-- start of Information provided --

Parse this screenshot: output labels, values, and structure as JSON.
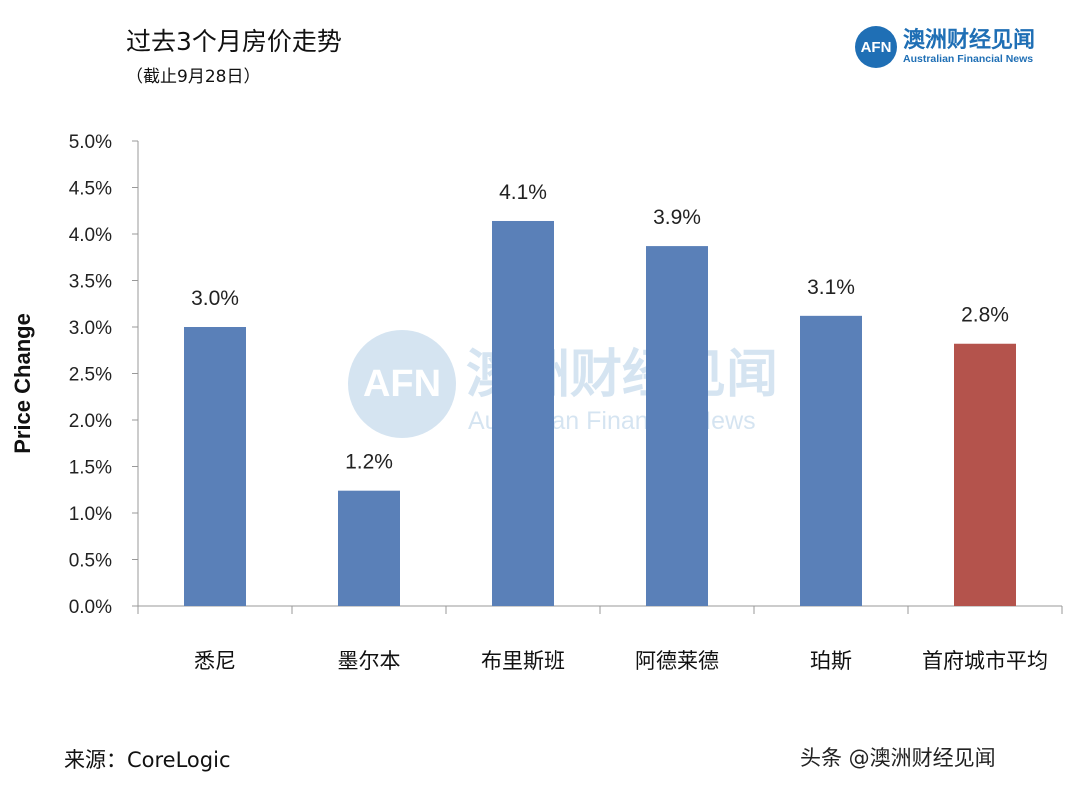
{
  "header": {
    "title": "过去3个月房价走势",
    "subtitle": "（截止9月28日）"
  },
  "logo": {
    "mark": "AFN",
    "name_cn": "澳洲财经见闻",
    "name_en": "Australian Financial News"
  },
  "footer": {
    "source": "来源：CoreLogic",
    "credit": "头条 @澳洲财经见闻"
  },
  "chart_data": {
    "type": "bar",
    "title": "过去3个月房价走势",
    "xlabel": "",
    "ylabel": "Price Change",
    "categories": [
      "悉尼",
      "墨尔本",
      "布里斯班",
      "阿德莱德",
      "珀斯",
      "首府城市平均"
    ],
    "values": [
      3.0,
      1.2,
      4.1,
      3.9,
      3.1,
      2.8
    ],
    "plotted_values": [
      3.0,
      1.24,
      4.14,
      3.87,
      3.12,
      2.82
    ],
    "data_labels": [
      "3.0%",
      "1.2%",
      "4.1%",
      "3.9%",
      "3.1%",
      "2.8%"
    ],
    "colors": [
      "#5a80b8",
      "#5a80b8",
      "#5a80b8",
      "#5a80b8",
      "#5a80b8",
      "#b4534c"
    ],
    "ylim": [
      0,
      5
    ],
    "yticks": [
      "0.0%",
      "0.5%",
      "1.0%",
      "1.5%",
      "2.0%",
      "2.5%",
      "3.0%",
      "3.5%",
      "4.0%",
      "4.5%",
      "5.0%"
    ],
    "grid": false,
    "legend": "none"
  }
}
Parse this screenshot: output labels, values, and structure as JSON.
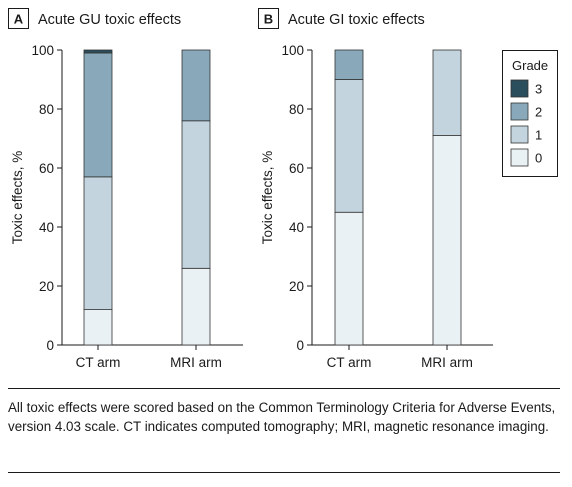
{
  "colors": {
    "grade_0": "#eaf1f5",
    "grade_1": "#c3d4de",
    "grade_2": "#89a9bb",
    "grade_3": "#2a4e5c",
    "axis": "#1a1a1a",
    "stroke": "#333333"
  },
  "legend": {
    "title": "Grade",
    "items": [
      {
        "label": "3",
        "color_key": "grade_3"
      },
      {
        "label": "2",
        "color_key": "grade_2"
      },
      {
        "label": "1",
        "color_key": "grade_1"
      },
      {
        "label": "0",
        "color_key": "grade_0"
      }
    ]
  },
  "caption": "All toxic effects were scored based on the Common Terminology Criteria for Adverse Events, version 4.03 scale. CT indicates computed tomography; MRI, magnetic resonance imaging.",
  "chart_data": [
    {
      "type": "bar",
      "stacked": true,
      "panel_label": "A",
      "title": "Acute GU toxic effects",
      "ylabel": "Toxic effects, %",
      "xlabel": "",
      "ylim": [
        0,
        100
      ],
      "yticks": [
        0,
        20,
        40,
        60,
        80,
        100
      ],
      "categories": [
        "CT arm",
        "MRI arm"
      ],
      "series": [
        {
          "name": "0",
          "values": [
            12,
            26
          ]
        },
        {
          "name": "1",
          "values": [
            45,
            50
          ]
        },
        {
          "name": "2",
          "values": [
            42,
            24
          ]
        },
        {
          "name": "3",
          "values": [
            1,
            0
          ]
        }
      ]
    },
    {
      "type": "bar",
      "stacked": true,
      "panel_label": "B",
      "title": "Acute GI toxic effects",
      "ylabel": "Toxic effects, %",
      "xlabel": "",
      "ylim": [
        0,
        100
      ],
      "yticks": [
        0,
        20,
        40,
        60,
        80,
        100
      ],
      "categories": [
        "CT arm",
        "MRI arm"
      ],
      "series": [
        {
          "name": "0",
          "values": [
            45,
            71
          ]
        },
        {
          "name": "1",
          "values": [
            45,
            29
          ]
        },
        {
          "name": "2",
          "values": [
            10,
            0
          ]
        },
        {
          "name": "3",
          "values": [
            0,
            0
          ]
        }
      ]
    }
  ]
}
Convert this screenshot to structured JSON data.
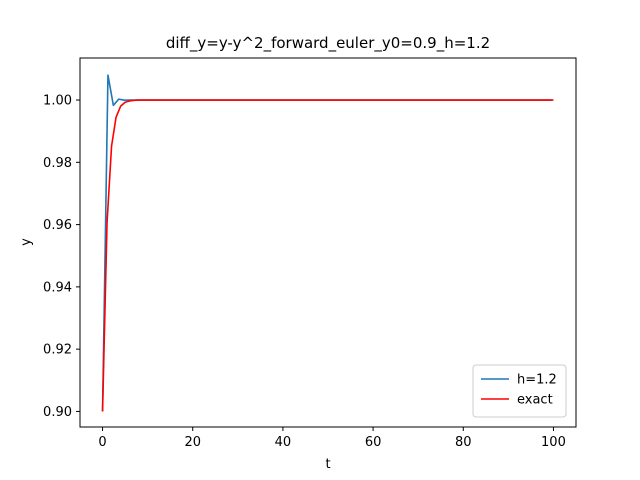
{
  "chart_data": {
    "type": "line",
    "title": "diff_y=y-y^2_forward_euler_y0=0.9_h=1.2",
    "xlabel": "t",
    "ylabel": "y",
    "xlim": [
      -5,
      105
    ],
    "ylim": [
      0.895,
      1.0135
    ],
    "xticks": [
      0,
      20,
      40,
      60,
      80,
      100
    ],
    "xtick_labels": [
      "0",
      "20",
      "40",
      "60",
      "80",
      "100"
    ],
    "yticks": [
      0.9,
      0.92,
      0.94,
      0.96,
      0.98,
      1.0
    ],
    "ytick_labels": [
      "0.90",
      "0.92",
      "0.94",
      "0.96",
      "0.98",
      "1.00"
    ],
    "grid": false,
    "legend_position": "lower-right",
    "series": [
      {
        "name": "h=1.2",
        "color": "#1f77b4",
        "x": [
          0,
          1.2,
          2.4,
          3.6,
          4.8,
          6.0,
          7.2,
          8.4,
          9.6,
          10.8,
          20,
          40,
          60,
          80,
          99.6
        ],
        "y": [
          0.9,
          1.008,
          0.9983,
          1.0003,
          0.99994,
          1.00001,
          1.0,
          1.0,
          1.0,
          1.0,
          1.0,
          1.0,
          1.0,
          1.0,
          1.0
        ]
      },
      {
        "name": "exact",
        "color": "#ff0000",
        "x": [
          0,
          1,
          2,
          3,
          4,
          5,
          6,
          7,
          8,
          9,
          10,
          20,
          40,
          60,
          80,
          100
        ],
        "y": [
          0.9,
          0.9607,
          0.9852,
          0.9945,
          0.998,
          0.9993,
          0.9997,
          0.9999,
          1.0,
          1.0,
          1.0,
          1.0,
          1.0,
          1.0,
          1.0,
          1.0
        ]
      }
    ]
  }
}
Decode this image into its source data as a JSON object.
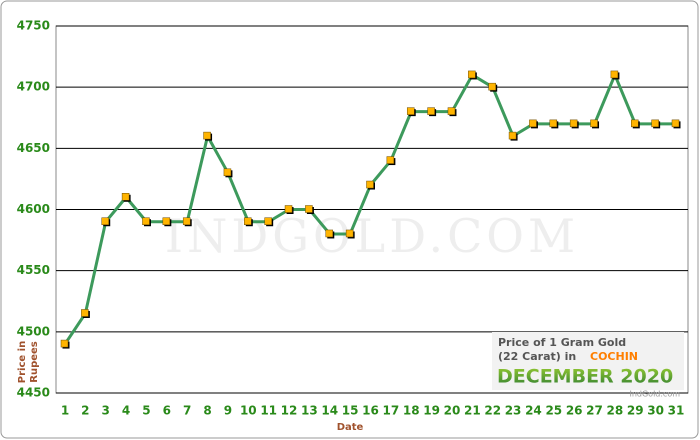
{
  "chart_data": {
    "type": "line",
    "categories": [
      "1",
      "2",
      "3",
      "4",
      "5",
      "6",
      "7",
      "8",
      "9",
      "10",
      "11",
      "12",
      "13",
      "14",
      "15",
      "16",
      "17",
      "18",
      "19",
      "20",
      "21",
      "22",
      "23",
      "24",
      "25",
      "26",
      "27",
      "28",
      "29",
      "30",
      "31"
    ],
    "series": [
      {
        "name": "Price of 1 Gram Gold",
        "color": "#3d9a5c",
        "values": [
          4490,
          4515,
          4590,
          4610,
          4590,
          4590,
          4590,
          4660,
          4630,
          4590,
          4590,
          4600,
          4600,
          4580,
          4580,
          4620,
          4640,
          4680,
          4680,
          4680,
          4710,
          4700,
          4660,
          4670,
          4670,
          4670,
          4670,
          4710,
          4670,
          4670,
          4670
        ]
      }
    ],
    "marker_color": "#ffb400",
    "ylim": [
      4450,
      4750
    ],
    "yticks": [
      4450,
      4500,
      4550,
      4600,
      4650,
      4700,
      4750
    ],
    "grid": true,
    "y_label": [
      "Price in",
      "Rupees"
    ],
    "x_label": "Date",
    "watermark": "INDGOLD.COM",
    "annotation": {
      "line1": "Price of 1 Gram Gold",
      "line2": "(22 Carat) in",
      "city": "COCHIN",
      "month": "DECEMBER 2020",
      "source": "IndGold.com"
    }
  }
}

-- end of Information provided --

Set exercise
Say how many lines in the listing above include "Gram". Give nothing but the number.

Task response
2